課題 1
以下のレコードについて、「table-row[interactable]: RxDecripSection (rw)」を含む行から「collapsed-icon[interactable]: ▷ <box>26 195」を含む行までのすべての行を、両端の行も含めて一字一句変えずに出力してください。
-*-
この態様の製造方法によれば、複数の第1端子の第1接触部を一体に設けた一次成型部と、複数の第2端子の第2接触部を一体に設けた二次成型部とが、それぞれ、予め形成されるため、三次成型部を形成する際に、これら一次成型部と二次成型部とを組み合わせるだけで、複数の第1端子と複数の第2端子、特に、それらの第1接触部と第2接触部を、遮蔽板を介して正確に位置決めすることができる。
【0010】
上記態様の製造方法において、前記一次成型部を形成する工程で、前記一次成型部の一部として第1係合部を一体に形成し、前記二次成型部を形成する工程で、前記二次成型部の一部として第2係合部を一体に形成し、前記三次成型部を形成して前記ハウジングを生成する工程で、前記第1係合部と前記第2係合部を係合させるのが好ましい。ここで、前記係合部は、凸部又は凹部であってもよい。
係合部を利用することによって、複数の第1端子と複数の第2端子、特に、それらの第1接触部と第2接触部を、より正確に且つ容易に位置決めすることができる。
【0011】
また、上記態様の製造方法において、前記三次成型部を形成してハウジングを生成する工程は、前記嵌合部の前記一方の面と前記他方の面の周縁において前記一次成型部と前記二次成型部の間に生じた隙間を樹脂で充填することを含むのが好ましい。前記周縁は平面視略U字形状であってもよい。
-*-
課題 2
上の製造方法に関する文章から、「この態様の製造方法によれば、」から「を介して正確に位置決めすることができる。」までのすべてを原文どおりに抜き出して返してください。

使用データ
-*-
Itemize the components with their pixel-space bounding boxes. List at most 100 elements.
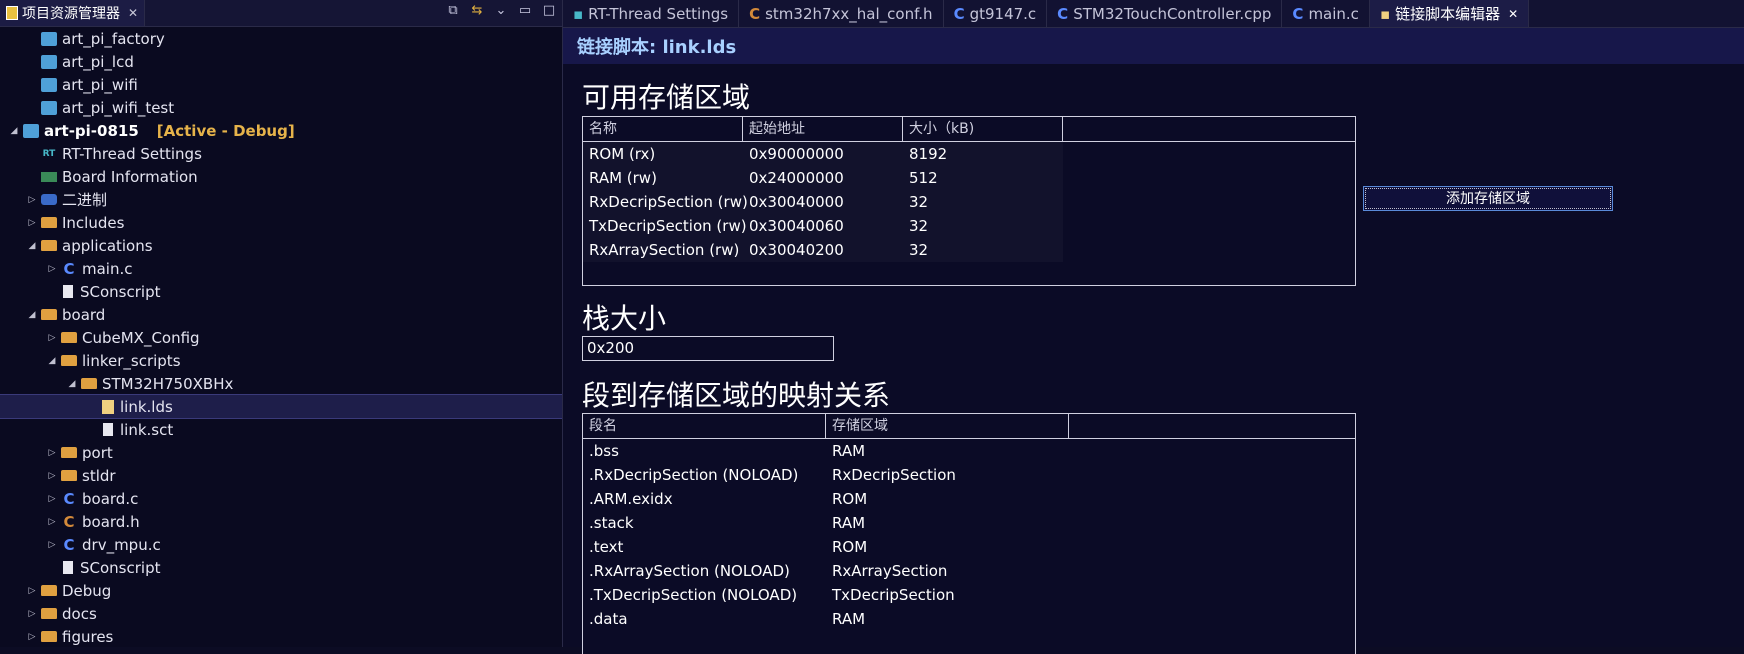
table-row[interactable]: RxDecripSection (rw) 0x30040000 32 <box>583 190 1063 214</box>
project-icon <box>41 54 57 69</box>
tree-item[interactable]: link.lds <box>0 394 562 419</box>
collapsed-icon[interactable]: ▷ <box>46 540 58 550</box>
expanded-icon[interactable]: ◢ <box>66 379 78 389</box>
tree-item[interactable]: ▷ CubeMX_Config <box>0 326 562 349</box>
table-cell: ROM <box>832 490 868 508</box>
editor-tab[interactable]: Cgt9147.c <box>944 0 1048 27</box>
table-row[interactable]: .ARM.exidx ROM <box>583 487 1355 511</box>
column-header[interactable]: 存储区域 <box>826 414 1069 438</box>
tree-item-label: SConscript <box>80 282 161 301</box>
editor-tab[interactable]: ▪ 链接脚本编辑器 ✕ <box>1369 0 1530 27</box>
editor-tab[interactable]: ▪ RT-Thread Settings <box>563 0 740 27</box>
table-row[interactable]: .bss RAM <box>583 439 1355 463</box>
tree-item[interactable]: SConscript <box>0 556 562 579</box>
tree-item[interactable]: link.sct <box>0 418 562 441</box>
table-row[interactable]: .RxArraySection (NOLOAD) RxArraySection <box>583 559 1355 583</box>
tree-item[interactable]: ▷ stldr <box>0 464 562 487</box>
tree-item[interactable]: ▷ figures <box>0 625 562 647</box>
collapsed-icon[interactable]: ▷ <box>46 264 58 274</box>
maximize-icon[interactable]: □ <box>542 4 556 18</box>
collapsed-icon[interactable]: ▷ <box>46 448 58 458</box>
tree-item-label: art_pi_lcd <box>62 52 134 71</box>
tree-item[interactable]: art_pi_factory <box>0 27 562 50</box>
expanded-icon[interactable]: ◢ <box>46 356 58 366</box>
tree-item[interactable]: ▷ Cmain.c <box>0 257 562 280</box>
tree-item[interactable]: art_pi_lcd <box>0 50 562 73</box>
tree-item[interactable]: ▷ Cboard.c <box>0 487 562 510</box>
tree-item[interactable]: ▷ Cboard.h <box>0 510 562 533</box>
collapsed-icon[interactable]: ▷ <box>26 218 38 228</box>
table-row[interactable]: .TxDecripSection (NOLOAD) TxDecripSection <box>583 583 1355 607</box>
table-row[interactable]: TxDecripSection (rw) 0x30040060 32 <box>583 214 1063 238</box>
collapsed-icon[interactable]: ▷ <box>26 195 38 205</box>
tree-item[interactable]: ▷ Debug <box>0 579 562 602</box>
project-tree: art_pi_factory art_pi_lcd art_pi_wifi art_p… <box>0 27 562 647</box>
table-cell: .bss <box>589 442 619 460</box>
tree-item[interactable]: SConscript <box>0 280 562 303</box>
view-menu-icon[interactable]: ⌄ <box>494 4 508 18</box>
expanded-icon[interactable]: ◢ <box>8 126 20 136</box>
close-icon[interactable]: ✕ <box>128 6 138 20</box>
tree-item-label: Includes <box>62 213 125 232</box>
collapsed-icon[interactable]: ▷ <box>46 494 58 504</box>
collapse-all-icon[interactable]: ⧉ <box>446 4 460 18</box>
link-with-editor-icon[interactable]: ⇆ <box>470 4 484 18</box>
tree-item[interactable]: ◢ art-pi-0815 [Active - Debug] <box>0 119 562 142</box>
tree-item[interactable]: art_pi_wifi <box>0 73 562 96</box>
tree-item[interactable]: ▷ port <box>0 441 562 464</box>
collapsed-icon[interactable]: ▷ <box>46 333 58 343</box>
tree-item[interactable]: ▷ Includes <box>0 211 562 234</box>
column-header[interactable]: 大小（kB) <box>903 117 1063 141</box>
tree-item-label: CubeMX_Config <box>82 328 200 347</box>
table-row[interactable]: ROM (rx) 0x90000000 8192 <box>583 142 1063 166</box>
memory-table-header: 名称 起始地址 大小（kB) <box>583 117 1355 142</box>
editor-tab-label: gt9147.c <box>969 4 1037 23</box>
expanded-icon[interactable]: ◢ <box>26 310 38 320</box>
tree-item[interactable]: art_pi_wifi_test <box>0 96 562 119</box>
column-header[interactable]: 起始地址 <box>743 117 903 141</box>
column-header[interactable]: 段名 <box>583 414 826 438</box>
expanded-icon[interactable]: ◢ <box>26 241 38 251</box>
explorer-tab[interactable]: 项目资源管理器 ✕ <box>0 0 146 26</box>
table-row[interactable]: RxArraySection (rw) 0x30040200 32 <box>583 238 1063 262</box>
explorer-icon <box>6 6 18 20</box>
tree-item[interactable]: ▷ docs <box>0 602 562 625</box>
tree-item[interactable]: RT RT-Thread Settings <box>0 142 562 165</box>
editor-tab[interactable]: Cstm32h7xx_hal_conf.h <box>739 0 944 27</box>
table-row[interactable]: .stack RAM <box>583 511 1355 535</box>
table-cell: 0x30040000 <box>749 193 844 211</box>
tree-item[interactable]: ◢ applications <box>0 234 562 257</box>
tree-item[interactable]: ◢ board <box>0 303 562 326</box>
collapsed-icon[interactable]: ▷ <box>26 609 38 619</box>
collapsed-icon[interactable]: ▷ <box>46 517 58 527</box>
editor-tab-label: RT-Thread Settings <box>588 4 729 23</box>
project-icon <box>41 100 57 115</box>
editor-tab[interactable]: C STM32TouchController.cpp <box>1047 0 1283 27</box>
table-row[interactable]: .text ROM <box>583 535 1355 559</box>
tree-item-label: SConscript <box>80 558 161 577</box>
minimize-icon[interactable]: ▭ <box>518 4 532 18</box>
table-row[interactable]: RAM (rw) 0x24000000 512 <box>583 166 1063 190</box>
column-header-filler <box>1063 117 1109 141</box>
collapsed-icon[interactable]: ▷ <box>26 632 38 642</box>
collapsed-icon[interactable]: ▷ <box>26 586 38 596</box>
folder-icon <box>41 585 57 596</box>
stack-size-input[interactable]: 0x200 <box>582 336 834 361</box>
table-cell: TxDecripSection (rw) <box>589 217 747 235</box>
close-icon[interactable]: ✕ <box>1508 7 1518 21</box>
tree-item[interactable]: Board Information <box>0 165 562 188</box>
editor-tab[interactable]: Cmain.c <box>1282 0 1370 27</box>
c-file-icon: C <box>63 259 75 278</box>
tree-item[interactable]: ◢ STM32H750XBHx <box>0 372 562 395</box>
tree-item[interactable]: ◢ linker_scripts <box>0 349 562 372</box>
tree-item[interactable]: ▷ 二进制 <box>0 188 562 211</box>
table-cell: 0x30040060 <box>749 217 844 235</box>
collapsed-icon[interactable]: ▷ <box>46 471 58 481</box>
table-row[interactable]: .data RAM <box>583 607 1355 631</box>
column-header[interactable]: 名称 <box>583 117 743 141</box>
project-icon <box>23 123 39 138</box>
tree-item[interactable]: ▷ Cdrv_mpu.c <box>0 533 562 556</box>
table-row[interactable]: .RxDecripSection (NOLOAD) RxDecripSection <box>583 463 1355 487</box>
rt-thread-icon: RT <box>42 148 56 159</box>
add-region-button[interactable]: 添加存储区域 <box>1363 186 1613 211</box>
-*-
最終回答 1
table-row[interactable]: RxDecripSection (rw) 0x30040000 32 <box>583 190 1063 214</box>
project-icon <box>41 54 57 69</box>
tree-item[interactable]: link.lds <box>0 394 562 419</box>
collapsed-icon[interactable]: ▷ <box>46 540 58 550</box>
expanded-icon[interactable]: ◢ <box>66 379 78 389</box>
tree-item[interactable]: ▷ CubeMX_Config <box>0 326 562 349</box>
table-cell: ROM <box>832 490 868 508</box>
editor-tab[interactable]: Cgt9147.c <box>944 0 1048 27</box>
table-row[interactable]: .ARM.exidx ROM <box>583 487 1355 511</box>
column-header[interactable]: 存储区域 <box>826 414 1069 438</box>
tree-item-label: SConscript <box>80 282 161 301</box>
editor-tab[interactable]: ▪ 链接脚本编辑器 ✕ <box>1369 0 1530 27</box>
editor-tab[interactable]: ▪ RT-Thread Settings <box>563 0 740 27</box>
table-row[interactable]: .bss RAM <box>583 439 1355 463</box>
tree-item[interactable]: SConscript <box>0 556 562 579</box>
tree-item[interactable]: link.sct <box>0 418 562 441</box>
table-row[interactable]: .RxArraySection (NOLOAD) RxArraySection <box>583 559 1355 583</box>
tree-item[interactable]: ▷ stldr <box>0 464 562 487</box>
tree-item[interactable]: ▷ figures <box>0 625 562 647</box>
collapsed-icon[interactable]: ▷ <box>46 264 58 274</box>
maximize-icon[interactable]: □ <box>542 4 556 18</box>
collapsed-icon[interactable]: ▷ <box>46 448 58 458</box>
tree-item-label: art_pi_lcd <box>62 52 134 71</box>
tree-item[interactable]: art_pi_factory <box>0 27 562 50</box>
expanded-icon[interactable]: ◢ <box>46 356 58 366</box>
tree-item[interactable]: ▷ Cmain.c <box>0 257 562 280</box>
tree-item[interactable]: art_pi_lcd <box>0 50 562 73</box>
tree-item[interactable]: ▷ Cboard.c <box>0 487 562 510</box>
tree-item[interactable]: ▷ Cboard.h <box>0 510 562 533</box>
collapsed-icon[interactable]: ▷ <box>26 218 38 228</box>
table-row[interactable]: .TxDecripSection (NOLOAD) TxDecripSection <box>583 583 1355 607</box>
table-row[interactable]: TxDecripSection (rw) 0x30040060 32 <box>583 214 1063 238</box>
collapsed-icon[interactable]: ▷ <box>26 195 38 205</box>

最終回答 2
この態様の製造方法によれば、複数の第1端子の第1接触部を一体に設けた一次成型部と、複数の第2端子の第2接触部を一体に設けた二次成型部とが、それぞれ、予め形成されるため、三次成型部を形成する際に、これら一次成型部と二次成型部とを組み合わせるだけで、複数の第1端子と複数の第2端子、特に、それらの第1接触部と第2接触部を、遮蔽板を介して正確に位置決めすることができる。